» Given instruction: Show every line in the entries below where the word "SIZE" appears.

## begin

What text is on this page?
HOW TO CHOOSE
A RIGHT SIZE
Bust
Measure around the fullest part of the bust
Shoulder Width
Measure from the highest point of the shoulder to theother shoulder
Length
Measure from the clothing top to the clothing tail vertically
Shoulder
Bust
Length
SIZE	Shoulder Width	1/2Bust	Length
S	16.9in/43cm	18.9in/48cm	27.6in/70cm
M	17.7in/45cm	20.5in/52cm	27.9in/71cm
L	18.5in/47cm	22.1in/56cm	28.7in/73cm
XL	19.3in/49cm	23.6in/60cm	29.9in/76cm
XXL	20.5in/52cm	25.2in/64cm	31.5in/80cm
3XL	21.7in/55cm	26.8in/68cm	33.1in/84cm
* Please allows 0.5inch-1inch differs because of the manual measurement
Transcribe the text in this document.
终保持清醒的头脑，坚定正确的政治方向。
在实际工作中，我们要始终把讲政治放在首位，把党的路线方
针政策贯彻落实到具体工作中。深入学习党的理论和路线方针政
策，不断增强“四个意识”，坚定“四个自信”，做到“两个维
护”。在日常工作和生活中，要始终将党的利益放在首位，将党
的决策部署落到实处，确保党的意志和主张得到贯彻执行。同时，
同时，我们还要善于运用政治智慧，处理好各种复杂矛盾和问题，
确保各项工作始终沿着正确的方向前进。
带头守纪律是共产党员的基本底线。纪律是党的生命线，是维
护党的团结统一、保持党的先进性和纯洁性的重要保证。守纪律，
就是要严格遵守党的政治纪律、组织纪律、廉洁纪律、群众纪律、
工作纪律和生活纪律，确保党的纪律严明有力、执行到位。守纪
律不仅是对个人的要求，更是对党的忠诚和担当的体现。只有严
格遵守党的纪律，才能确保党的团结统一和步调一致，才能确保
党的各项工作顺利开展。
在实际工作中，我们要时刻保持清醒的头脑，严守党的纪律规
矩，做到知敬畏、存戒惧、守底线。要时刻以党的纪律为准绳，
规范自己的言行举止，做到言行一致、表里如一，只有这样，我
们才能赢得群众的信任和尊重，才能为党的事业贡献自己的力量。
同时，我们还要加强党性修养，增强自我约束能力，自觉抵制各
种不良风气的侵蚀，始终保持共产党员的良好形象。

## end

» Result for this task:
A RIGHT SIZE
SIZE	Shoulder Width	1/2Bust	Length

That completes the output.